** start Dataset records **
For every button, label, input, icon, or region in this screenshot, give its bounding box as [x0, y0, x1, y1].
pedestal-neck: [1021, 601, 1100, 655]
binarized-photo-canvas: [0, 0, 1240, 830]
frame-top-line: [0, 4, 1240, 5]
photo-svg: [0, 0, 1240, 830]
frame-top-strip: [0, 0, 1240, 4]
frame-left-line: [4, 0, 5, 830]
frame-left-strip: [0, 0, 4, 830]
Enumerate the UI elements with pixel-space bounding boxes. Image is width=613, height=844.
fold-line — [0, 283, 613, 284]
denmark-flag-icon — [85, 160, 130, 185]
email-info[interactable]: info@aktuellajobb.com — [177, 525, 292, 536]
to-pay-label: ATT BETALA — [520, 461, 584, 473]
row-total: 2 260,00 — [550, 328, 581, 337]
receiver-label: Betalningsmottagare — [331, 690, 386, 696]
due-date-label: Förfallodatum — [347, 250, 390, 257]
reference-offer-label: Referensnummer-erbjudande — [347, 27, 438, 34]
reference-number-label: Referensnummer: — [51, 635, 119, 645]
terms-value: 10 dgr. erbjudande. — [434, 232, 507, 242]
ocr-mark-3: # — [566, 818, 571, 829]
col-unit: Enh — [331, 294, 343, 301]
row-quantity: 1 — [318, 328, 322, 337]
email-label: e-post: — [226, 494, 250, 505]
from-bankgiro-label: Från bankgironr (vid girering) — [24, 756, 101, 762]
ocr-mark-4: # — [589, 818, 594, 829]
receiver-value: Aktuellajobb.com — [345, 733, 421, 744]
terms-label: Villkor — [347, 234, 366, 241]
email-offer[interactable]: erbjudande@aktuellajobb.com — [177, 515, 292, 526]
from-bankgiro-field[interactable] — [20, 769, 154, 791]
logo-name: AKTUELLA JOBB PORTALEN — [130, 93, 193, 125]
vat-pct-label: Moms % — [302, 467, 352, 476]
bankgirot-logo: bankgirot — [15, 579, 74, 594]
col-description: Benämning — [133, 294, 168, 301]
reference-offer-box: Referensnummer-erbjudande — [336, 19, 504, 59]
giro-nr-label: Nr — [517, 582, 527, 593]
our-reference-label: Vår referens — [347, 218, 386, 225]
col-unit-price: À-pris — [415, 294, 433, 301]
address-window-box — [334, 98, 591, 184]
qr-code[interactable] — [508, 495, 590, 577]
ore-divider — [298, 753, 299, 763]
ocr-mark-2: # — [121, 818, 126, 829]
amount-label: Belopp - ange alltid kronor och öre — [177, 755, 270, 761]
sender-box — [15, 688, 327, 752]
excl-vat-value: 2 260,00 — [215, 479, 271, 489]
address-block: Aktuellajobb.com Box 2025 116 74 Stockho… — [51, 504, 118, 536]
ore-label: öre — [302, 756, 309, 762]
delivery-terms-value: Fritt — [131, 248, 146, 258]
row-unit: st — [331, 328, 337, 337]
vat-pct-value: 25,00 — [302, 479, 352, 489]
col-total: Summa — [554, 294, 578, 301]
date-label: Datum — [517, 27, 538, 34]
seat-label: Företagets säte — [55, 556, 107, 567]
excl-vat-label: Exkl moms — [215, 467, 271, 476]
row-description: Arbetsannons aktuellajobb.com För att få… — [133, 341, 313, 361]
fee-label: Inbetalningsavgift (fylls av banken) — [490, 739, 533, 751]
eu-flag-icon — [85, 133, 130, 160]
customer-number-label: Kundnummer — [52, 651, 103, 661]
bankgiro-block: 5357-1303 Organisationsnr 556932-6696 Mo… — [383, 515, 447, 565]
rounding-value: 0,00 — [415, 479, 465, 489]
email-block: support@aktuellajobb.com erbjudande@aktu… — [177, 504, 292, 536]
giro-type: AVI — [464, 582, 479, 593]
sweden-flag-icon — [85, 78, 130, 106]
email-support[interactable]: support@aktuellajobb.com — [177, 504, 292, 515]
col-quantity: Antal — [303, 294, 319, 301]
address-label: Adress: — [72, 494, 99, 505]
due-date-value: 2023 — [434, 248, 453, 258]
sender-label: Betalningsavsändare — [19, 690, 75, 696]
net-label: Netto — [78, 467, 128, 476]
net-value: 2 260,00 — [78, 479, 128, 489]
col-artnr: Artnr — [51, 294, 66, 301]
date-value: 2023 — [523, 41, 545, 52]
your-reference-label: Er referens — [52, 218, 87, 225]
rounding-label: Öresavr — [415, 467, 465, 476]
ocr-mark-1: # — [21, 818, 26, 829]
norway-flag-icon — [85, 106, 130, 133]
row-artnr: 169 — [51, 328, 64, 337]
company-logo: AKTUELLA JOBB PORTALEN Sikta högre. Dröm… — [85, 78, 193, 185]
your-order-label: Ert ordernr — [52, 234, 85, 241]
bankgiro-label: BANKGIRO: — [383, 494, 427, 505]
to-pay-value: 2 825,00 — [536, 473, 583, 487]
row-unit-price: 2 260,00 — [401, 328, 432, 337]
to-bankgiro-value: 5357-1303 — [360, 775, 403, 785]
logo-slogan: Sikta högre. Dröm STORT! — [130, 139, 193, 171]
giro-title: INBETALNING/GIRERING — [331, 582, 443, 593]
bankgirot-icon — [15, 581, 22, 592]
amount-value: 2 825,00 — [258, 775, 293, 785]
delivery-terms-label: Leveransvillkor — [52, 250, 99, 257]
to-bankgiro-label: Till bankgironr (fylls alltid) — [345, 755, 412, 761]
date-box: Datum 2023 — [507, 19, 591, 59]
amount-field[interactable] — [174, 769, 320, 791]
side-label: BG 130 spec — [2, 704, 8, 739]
** end Dataset records **
### Given request
Copy out every line of the data above word for word, leaving nothing out and changing nothing.

### Response below
For every button, label, input, icon, or region in this screenshot, give its bounding box as [x0, y0, x1, y1].
pedestal-neck: [1021, 601, 1100, 655]
binarized-photo-canvas: [0, 0, 1240, 830]
frame-top-line: [0, 4, 1240, 5]
photo-svg: [0, 0, 1240, 830]
frame-top-strip: [0, 0, 1240, 4]
frame-left-line: [4, 0, 5, 830]
frame-left-strip: [0, 0, 4, 830]
Enumerate the UI elements with pixel-space bounding boxes. Image is width=613, height=844.
fold-line — [0, 283, 613, 284]
denmark-flag-icon — [85, 160, 130, 185]
email-info[interactable]: info@aktuellajobb.com — [177, 525, 292, 536]
to-pay-label: ATT BETALA — [520, 461, 584, 473]
row-total: 2 260,00 — [550, 328, 581, 337]
receiver-label: Betalningsmottagare — [331, 690, 386, 696]
due-date-label: Förfallodatum — [347, 250, 390, 257]
reference-offer-label: Referensnummer-erbjudande — [347, 27, 438, 34]
reference-number-label: Referensnummer: — [51, 635, 119, 645]
terms-value: 10 dgr. erbjudande. — [434, 232, 507, 242]
ocr-mark-3: # — [566, 818, 571, 829]
col-unit: Enh — [331, 294, 343, 301]
row-quantity: 1 — [318, 328, 322, 337]
email-label: e-post: — [226, 494, 250, 505]
from-bankgiro-label: Från bankgironr (vid girering) — [24, 756, 101, 762]
ocr-mark-4: # — [589, 818, 594, 829]
receiver-value: Aktuellajobb.com — [345, 733, 421, 744]
terms-label: Villkor — [347, 234, 366, 241]
email-offer[interactable]: erbjudande@aktuellajobb.com — [177, 515, 292, 526]
from-bankgiro-field[interactable] — [20, 769, 154, 791]
logo-name: AKTUELLA JOBB PORTALEN — [130, 93, 193, 125]
vat-pct-label: Moms % — [302, 467, 352, 476]
bankgirot-logo: bankgirot — [15, 579, 74, 594]
col-description: Benämning — [133, 294, 168, 301]
reference-offer-box: Referensnummer-erbjudande — [336, 19, 504, 59]
giro-nr-label: Nr — [517, 582, 527, 593]
our-reference-label: Vår referens — [347, 218, 386, 225]
col-unit-price: À-pris — [415, 294, 433, 301]
address-window-box — [334, 98, 591, 184]
qr-code[interactable] — [508, 495, 590, 577]
ore-divider — [298, 753, 299, 763]
ocr-mark-2: # — [121, 818, 126, 829]
amount-label: Belopp - ange alltid kronor och öre — [177, 755, 270, 761]
sender-box — [15, 688, 327, 752]
excl-vat-value: 2 260,00 — [215, 479, 271, 489]
address-block: Aktuellajobb.com Box 2025 116 74 Stockho… — [51, 504, 118, 536]
ore-label: öre — [302, 756, 309, 762]
delivery-terms-value: Fritt — [131, 248, 146, 258]
row-unit: st — [331, 328, 337, 337]
vat-pct-value: 25,00 — [302, 479, 352, 489]
col-total: Summa — [554, 294, 578, 301]
date-label: Datum — [517, 27, 538, 34]
seat-label: Företagets säte — [55, 556, 107, 567]
excl-vat-label: Exkl moms — [215, 467, 271, 476]
row-description: Arbetsannons aktuellajobb.com För att få… — [133, 341, 313, 361]
fee-label: Inbetalningsavgift (fylls av banken) — [490, 739, 533, 751]
eu-flag-icon — [85, 133, 130, 160]
customer-number-label: Kundnummer — [52, 651, 103, 661]
bankgiro-block: 5357-1303 Organisationsnr 556932-6696 Mo… — [383, 515, 447, 565]
rounding-value: 0,00 — [415, 479, 465, 489]
email-block: support@aktuellajobb.com erbjudande@aktu… — [177, 504, 292, 536]
giro-type: AVI — [464, 582, 479, 593]
sweden-flag-icon — [85, 78, 130, 106]
email-support[interactable]: support@aktuellajobb.com — [177, 504, 292, 515]
col-quantity: Antal — [303, 294, 319, 301]
address-label: Adress: — [72, 494, 99, 505]
due-date-value: 2023 — [434, 248, 453, 258]
sender-label: Betalningsavsändare — [19, 690, 75, 696]
net-label: Netto — [78, 467, 128, 476]
net-value: 2 260,00 — [78, 479, 128, 489]
col-artnr: Artnr — [51, 294, 66, 301]
date-value: 2023 — [523, 41, 545, 52]
your-reference-label: Er referens — [52, 218, 87, 225]
rounding-label: Öresavr — [415, 467, 465, 476]
ocr-mark-1: # — [21, 818, 26, 829]
norway-flag-icon — [85, 106, 130, 133]
row-artnr: 169 — [51, 328, 64, 337]
company-logo: AKTUELLA JOBB PORTALEN Sikta högre. Dröm… — [85, 78, 193, 185]
your-order-label: Ert ordernr — [52, 234, 85, 241]
bankgiro-label: BANKGIRO: — [383, 494, 427, 505]
to-pay-value: 2 825,00 — [536, 473, 583, 487]
row-unit-price: 2 260,00 — [401, 328, 432, 337]
to-bankgiro-value: 5357-1303 — [360, 775, 403, 785]
logo-slogan: Sikta högre. Dröm STORT! — [130, 139, 193, 171]
giro-title: INBETALNING/GIRERING — [331, 582, 443, 593]
bankgirot-icon — [15, 581, 22, 592]
amount-value: 2 825,00 — [258, 775, 293, 785]
delivery-terms-label: Leveransvillkor — [52, 250, 99, 257]
to-bankgiro-label: Till bankgironr (fylls alltid) — [345, 755, 412, 761]
date-box: Datum 2023 — [507, 19, 591, 59]
amount-field[interactable] — [174, 769, 320, 791]
side-label: BG 130 spec — [2, 704, 8, 739]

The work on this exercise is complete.